Dataset records:
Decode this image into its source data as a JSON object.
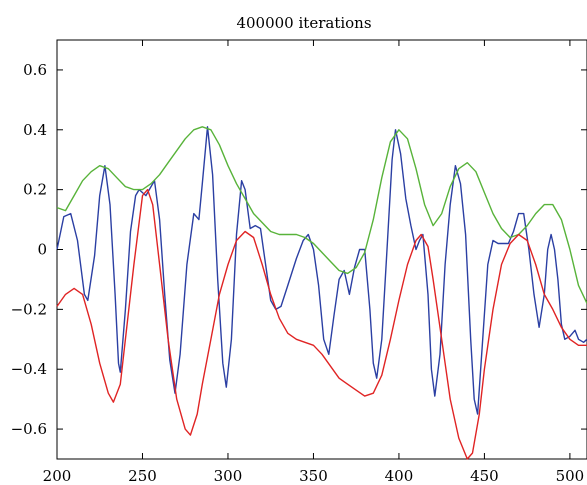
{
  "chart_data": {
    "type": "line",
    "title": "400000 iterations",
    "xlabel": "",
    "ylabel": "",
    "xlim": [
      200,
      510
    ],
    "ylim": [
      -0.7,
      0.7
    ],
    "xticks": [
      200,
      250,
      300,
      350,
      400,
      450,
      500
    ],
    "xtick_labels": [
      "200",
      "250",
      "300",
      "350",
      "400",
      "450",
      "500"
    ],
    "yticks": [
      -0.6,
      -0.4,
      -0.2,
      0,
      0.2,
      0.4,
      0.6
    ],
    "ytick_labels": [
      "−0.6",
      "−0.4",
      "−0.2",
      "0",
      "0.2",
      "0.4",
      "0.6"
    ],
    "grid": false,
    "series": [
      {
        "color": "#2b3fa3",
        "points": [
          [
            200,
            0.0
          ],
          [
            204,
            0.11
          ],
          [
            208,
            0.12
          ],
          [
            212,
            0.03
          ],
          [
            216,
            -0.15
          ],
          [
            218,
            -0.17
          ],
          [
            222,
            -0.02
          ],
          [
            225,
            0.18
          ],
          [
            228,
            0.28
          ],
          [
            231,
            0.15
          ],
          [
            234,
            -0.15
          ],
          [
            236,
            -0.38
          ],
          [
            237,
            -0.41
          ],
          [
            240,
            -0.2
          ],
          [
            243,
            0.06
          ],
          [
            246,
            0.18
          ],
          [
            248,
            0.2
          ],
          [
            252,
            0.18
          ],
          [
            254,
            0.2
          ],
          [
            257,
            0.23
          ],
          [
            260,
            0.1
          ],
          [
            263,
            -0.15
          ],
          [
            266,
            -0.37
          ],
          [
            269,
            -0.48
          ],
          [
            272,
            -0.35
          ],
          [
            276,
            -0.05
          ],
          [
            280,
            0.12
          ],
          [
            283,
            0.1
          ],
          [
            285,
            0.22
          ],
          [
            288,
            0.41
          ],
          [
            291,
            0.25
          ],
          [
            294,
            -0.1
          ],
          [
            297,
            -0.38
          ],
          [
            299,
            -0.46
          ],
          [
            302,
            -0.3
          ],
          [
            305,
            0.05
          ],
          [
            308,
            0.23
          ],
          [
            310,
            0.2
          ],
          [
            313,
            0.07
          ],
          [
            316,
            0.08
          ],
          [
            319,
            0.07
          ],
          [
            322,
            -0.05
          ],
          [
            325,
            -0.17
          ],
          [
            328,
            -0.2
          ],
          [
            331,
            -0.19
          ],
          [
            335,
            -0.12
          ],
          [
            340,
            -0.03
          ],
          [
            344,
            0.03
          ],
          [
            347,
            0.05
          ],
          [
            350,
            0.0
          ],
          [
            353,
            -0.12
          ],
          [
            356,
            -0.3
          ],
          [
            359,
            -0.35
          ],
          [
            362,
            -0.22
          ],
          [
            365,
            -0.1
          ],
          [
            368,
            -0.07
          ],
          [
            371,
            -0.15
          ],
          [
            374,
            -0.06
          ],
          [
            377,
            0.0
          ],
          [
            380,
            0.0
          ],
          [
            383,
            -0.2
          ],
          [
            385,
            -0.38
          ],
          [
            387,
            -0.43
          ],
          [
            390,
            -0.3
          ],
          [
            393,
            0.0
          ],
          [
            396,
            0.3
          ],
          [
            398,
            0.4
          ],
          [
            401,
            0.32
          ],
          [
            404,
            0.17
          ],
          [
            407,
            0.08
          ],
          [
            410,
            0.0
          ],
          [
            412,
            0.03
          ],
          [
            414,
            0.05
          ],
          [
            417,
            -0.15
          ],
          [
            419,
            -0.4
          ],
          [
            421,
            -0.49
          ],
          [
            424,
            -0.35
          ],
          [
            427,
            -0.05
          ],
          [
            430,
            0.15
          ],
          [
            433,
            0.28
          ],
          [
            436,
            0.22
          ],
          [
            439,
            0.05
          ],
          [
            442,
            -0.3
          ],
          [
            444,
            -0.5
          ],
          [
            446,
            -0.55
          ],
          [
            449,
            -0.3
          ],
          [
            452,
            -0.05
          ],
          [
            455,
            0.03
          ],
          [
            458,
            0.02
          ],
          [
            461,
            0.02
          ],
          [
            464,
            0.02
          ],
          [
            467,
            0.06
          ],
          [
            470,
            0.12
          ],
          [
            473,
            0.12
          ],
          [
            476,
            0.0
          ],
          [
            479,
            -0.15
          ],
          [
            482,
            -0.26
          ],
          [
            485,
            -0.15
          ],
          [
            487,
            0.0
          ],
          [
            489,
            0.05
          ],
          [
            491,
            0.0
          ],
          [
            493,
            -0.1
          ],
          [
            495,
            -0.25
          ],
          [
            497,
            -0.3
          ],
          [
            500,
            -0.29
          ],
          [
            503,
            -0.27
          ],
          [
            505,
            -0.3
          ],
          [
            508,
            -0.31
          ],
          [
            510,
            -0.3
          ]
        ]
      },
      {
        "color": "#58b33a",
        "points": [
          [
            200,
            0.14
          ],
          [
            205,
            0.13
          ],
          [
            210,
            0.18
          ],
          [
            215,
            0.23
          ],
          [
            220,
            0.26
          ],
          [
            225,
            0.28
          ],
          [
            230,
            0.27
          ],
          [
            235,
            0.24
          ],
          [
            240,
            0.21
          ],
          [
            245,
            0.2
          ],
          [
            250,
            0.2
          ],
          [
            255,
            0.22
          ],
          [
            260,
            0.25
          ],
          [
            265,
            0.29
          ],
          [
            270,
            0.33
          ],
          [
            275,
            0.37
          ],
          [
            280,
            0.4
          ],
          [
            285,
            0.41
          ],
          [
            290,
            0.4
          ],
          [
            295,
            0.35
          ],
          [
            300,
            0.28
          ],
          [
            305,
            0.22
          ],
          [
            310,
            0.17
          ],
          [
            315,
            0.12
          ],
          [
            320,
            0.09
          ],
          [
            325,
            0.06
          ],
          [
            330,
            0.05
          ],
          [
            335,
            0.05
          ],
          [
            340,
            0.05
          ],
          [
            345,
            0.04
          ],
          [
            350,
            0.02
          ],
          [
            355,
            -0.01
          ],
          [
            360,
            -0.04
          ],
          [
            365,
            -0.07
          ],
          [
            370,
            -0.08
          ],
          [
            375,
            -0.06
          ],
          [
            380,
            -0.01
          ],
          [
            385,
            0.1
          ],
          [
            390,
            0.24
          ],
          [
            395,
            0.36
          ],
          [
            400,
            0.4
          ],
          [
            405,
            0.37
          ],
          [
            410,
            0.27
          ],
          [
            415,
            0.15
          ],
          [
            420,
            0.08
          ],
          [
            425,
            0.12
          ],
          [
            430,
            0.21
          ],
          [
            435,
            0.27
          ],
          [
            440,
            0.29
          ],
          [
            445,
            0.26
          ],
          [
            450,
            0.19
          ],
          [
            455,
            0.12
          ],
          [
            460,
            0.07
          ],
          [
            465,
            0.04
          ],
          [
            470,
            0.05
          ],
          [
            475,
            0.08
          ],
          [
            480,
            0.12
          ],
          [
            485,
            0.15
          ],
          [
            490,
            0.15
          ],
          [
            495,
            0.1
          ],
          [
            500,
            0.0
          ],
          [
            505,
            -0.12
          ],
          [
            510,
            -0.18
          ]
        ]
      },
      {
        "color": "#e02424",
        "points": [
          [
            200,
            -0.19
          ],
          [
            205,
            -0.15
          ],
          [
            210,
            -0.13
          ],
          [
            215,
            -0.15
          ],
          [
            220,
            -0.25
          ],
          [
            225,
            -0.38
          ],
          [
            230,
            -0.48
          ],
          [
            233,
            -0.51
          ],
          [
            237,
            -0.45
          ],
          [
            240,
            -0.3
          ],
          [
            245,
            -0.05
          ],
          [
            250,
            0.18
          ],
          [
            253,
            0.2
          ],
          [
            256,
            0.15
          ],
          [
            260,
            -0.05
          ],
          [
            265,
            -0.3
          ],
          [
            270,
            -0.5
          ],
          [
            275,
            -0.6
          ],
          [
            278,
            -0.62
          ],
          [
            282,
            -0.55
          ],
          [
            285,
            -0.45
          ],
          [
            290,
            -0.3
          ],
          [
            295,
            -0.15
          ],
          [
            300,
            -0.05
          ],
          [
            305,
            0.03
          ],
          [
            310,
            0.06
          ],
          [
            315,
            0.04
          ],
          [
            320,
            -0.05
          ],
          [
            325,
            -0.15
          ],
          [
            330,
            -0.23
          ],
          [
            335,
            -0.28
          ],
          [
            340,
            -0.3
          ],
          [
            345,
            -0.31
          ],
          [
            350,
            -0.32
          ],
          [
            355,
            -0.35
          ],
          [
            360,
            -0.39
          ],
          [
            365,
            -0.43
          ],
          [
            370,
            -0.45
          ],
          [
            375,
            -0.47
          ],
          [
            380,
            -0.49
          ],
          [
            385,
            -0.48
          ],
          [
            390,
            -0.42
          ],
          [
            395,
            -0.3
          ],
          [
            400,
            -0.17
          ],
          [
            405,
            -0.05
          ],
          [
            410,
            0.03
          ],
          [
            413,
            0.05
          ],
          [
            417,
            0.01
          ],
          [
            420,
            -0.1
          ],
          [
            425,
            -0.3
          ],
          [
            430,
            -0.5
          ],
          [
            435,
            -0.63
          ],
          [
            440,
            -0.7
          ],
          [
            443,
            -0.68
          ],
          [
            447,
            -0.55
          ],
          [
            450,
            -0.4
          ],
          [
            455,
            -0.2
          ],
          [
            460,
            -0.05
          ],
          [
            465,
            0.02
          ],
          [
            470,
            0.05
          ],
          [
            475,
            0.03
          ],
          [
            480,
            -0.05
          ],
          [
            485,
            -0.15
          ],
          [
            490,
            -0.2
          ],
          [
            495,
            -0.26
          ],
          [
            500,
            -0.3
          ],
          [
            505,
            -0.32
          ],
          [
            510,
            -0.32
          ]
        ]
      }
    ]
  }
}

...

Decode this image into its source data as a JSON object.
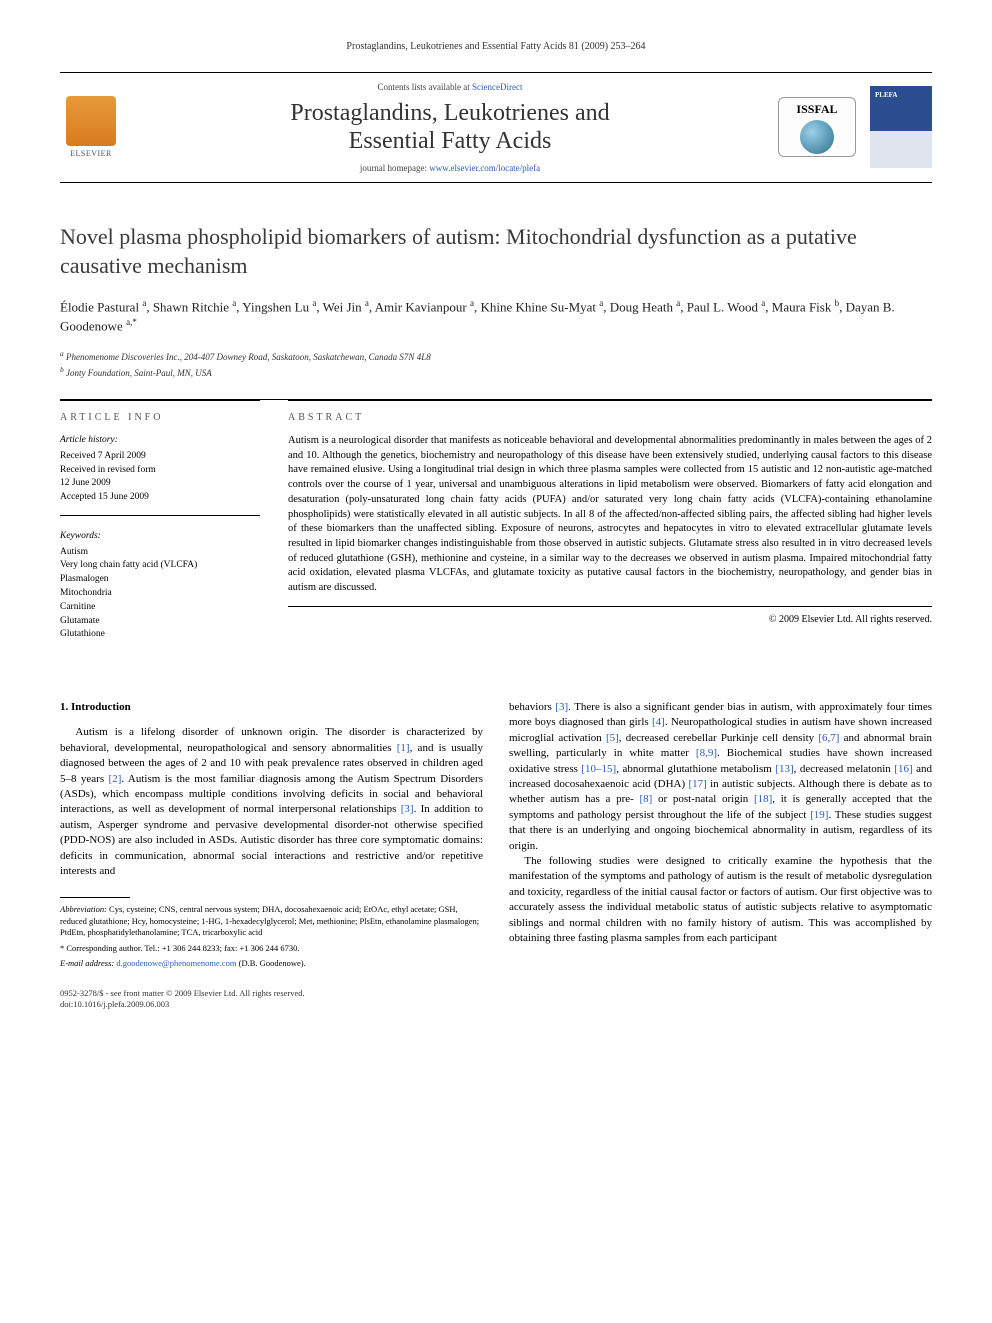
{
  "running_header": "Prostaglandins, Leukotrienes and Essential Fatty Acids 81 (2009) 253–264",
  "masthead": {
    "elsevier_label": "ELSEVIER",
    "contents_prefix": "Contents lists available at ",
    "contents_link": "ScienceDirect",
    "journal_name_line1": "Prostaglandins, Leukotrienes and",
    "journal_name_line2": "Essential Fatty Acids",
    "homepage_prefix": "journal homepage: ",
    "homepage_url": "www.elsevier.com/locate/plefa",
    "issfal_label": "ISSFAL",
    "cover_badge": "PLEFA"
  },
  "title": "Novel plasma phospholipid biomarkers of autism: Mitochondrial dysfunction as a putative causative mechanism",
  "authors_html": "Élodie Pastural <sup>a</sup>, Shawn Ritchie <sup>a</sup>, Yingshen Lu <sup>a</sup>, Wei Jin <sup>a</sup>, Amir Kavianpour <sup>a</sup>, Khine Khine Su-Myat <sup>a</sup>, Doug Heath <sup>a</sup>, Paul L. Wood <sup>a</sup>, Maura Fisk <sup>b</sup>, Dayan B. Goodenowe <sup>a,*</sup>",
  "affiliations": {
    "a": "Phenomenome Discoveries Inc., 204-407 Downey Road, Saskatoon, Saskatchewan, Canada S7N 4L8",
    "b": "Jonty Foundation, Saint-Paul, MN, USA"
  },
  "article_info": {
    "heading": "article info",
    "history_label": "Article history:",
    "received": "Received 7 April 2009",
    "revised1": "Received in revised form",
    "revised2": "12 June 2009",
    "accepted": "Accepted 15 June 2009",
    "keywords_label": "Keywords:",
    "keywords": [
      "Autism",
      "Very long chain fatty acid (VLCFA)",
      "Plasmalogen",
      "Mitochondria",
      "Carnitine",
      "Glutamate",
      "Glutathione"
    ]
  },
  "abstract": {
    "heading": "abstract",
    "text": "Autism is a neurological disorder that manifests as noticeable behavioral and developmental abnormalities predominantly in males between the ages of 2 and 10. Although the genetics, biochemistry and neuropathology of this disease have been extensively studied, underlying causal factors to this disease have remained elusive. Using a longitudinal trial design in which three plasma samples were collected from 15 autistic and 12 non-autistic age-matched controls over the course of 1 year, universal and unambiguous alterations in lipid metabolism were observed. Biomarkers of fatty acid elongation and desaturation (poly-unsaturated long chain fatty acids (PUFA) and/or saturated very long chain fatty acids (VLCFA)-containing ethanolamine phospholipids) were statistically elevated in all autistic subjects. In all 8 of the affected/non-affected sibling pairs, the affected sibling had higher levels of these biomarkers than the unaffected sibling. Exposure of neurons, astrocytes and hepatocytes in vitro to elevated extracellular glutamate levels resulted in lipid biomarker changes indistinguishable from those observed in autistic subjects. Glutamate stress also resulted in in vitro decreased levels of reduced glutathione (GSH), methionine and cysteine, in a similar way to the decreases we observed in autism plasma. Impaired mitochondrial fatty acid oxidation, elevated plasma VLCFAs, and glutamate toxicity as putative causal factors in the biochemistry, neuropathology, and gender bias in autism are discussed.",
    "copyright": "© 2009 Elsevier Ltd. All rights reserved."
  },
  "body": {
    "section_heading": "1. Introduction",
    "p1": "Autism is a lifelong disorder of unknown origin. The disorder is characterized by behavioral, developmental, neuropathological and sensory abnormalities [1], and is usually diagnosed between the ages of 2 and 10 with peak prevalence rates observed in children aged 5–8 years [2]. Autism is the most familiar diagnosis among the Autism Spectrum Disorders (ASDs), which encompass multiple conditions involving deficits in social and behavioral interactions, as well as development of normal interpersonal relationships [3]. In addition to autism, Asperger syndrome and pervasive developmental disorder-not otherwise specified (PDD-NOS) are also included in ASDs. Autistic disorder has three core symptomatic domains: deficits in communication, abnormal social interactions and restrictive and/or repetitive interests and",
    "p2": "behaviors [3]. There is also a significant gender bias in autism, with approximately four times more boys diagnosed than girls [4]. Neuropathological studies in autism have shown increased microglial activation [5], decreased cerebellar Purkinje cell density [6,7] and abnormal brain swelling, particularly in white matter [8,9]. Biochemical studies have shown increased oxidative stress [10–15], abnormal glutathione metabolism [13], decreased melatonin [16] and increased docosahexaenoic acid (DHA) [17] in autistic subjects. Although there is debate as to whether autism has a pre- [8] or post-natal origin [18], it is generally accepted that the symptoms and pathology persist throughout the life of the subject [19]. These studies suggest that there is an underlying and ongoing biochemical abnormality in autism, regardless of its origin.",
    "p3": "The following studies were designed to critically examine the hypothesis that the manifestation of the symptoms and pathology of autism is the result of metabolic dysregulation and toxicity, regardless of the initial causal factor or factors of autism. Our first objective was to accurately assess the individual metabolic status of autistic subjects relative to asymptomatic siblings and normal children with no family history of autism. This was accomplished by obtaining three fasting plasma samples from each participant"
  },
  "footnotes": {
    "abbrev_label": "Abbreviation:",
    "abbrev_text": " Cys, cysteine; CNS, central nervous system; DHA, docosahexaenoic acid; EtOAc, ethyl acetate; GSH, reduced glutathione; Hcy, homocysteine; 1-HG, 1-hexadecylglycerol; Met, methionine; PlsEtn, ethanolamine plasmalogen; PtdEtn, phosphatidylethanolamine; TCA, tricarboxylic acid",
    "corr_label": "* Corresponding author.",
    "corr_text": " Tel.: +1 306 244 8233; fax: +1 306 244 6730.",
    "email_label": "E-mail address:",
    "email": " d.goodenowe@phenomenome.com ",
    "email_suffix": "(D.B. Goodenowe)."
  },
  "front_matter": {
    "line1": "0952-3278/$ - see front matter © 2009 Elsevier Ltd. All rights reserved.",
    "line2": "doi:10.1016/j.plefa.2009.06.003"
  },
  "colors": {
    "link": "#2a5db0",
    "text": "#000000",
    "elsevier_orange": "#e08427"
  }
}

Goal of the exercise: Select every line in the material above where the string "Received" occurs, and copy it.

Output of the task:
    "received": "Received 7 April 2009",
    "revised1": "Received in revised form",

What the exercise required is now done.